GOAL: Find the string "الصدر" in the records. Copy every line it appears in.

GIVEN INFORMATION:
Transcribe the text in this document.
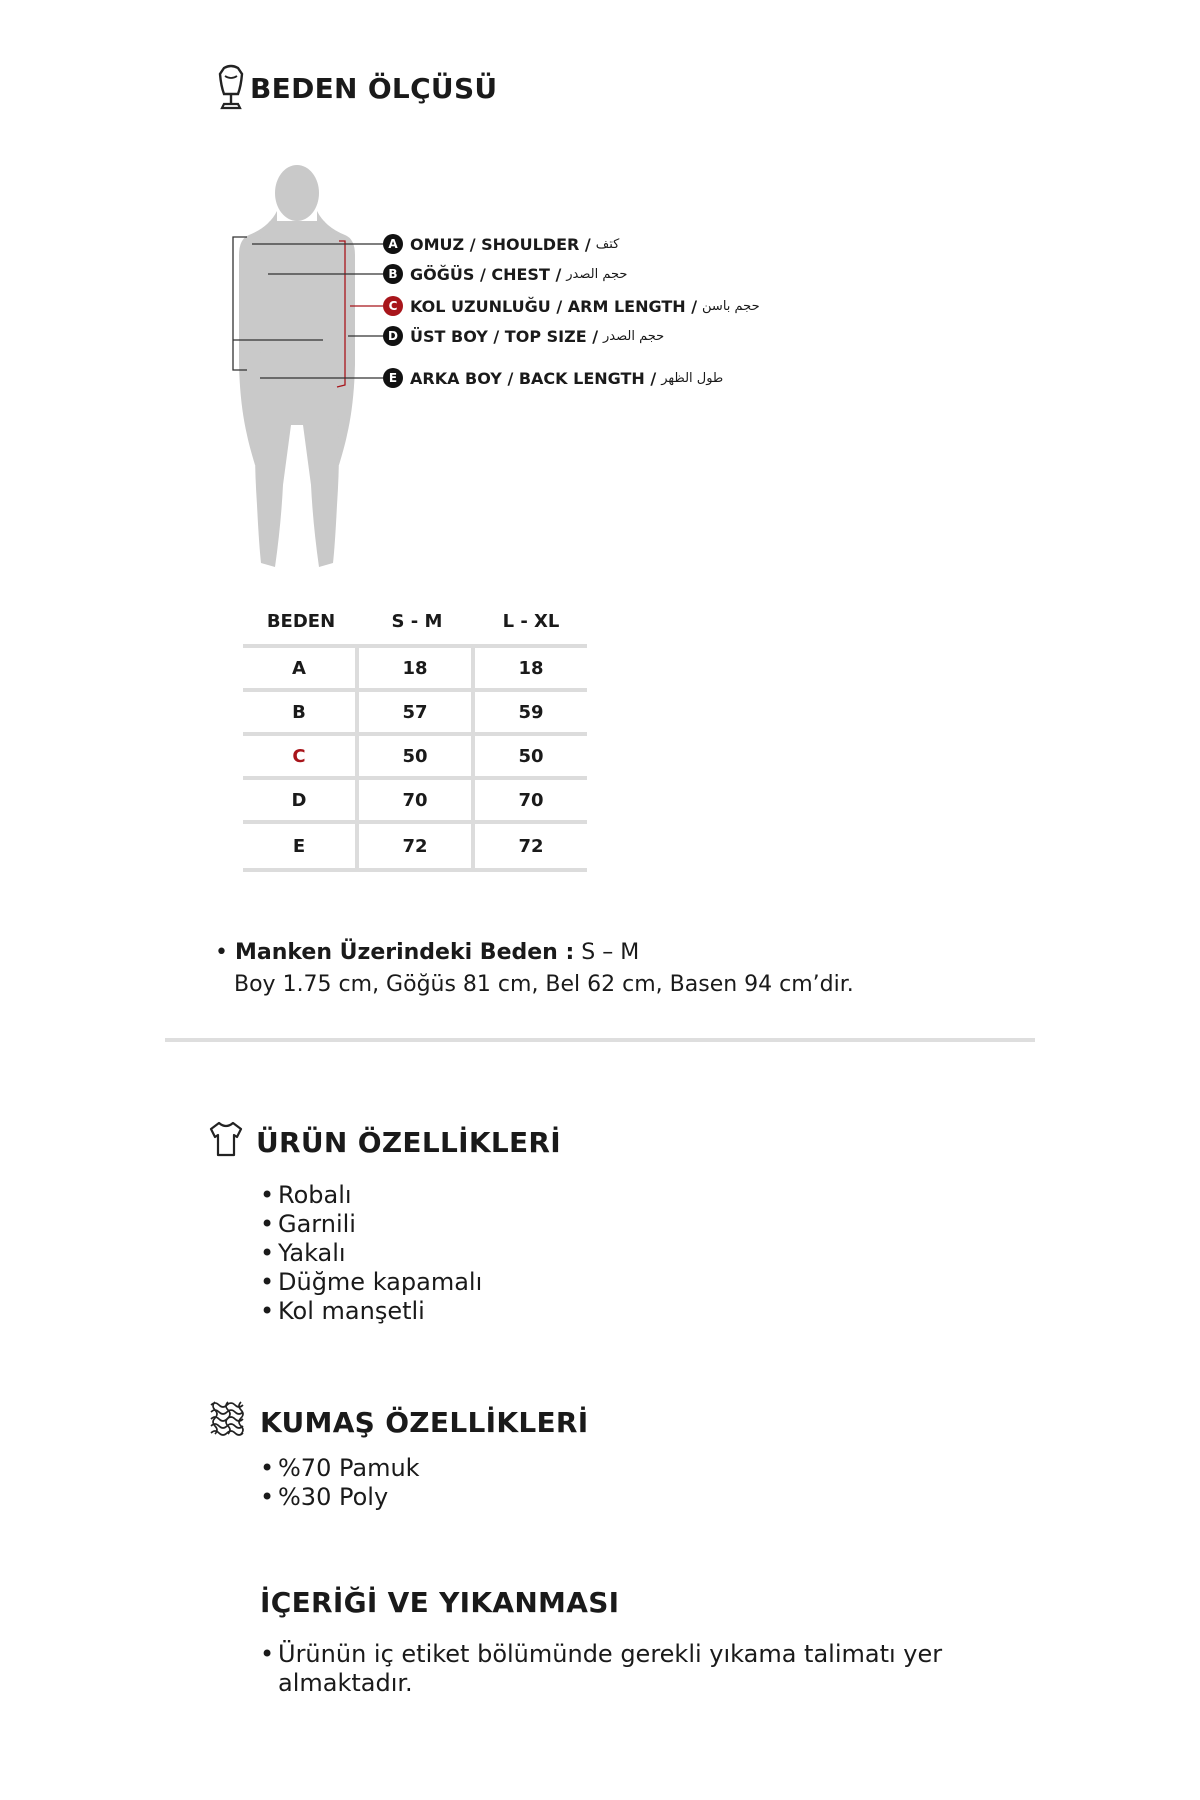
BEDEN ÖLÇÜSÜ
A OMUZ / SHOULDER / كتف
B GÖĞÜS / CHEST / حجم الصدر
C KOL UZUNLUĞU / ARM LENGTH / حجم باسن
D ÜST BOY / TOP SIZE / حجم الصدر
E ARKA BOY / BACK LENGTH / طول الظهر
BEDEN	S - M	L - XL
A	18	18
B	57	59
C	50	50
D	70	70
E	72	72
• Manken Üzerindeki Beden : S – M
Boy 1.75 cm, Göğüs 81 cm, Bel 62 cm, Basen 94 cm’dir.
ÜRÜN ÖZELLİKLERİ
• Robalı
• Garnili
• Yakalı
• Düğme kapamalı
• Kol manşetli
KUMAŞ ÖZELLİKLERİ
• %70 Pamuk
• %30 Poly
İÇERİĞİ VE YIKANMASI
• Ürünün iç etiket bölümünde gerekli yıkama talimatı yer
almaktadır.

ANSWER TO THE PROBLEM:
B GÖĞÜS / CHEST / حجم الصدر
D ÜST BOY / TOP SIZE / حجم الصدر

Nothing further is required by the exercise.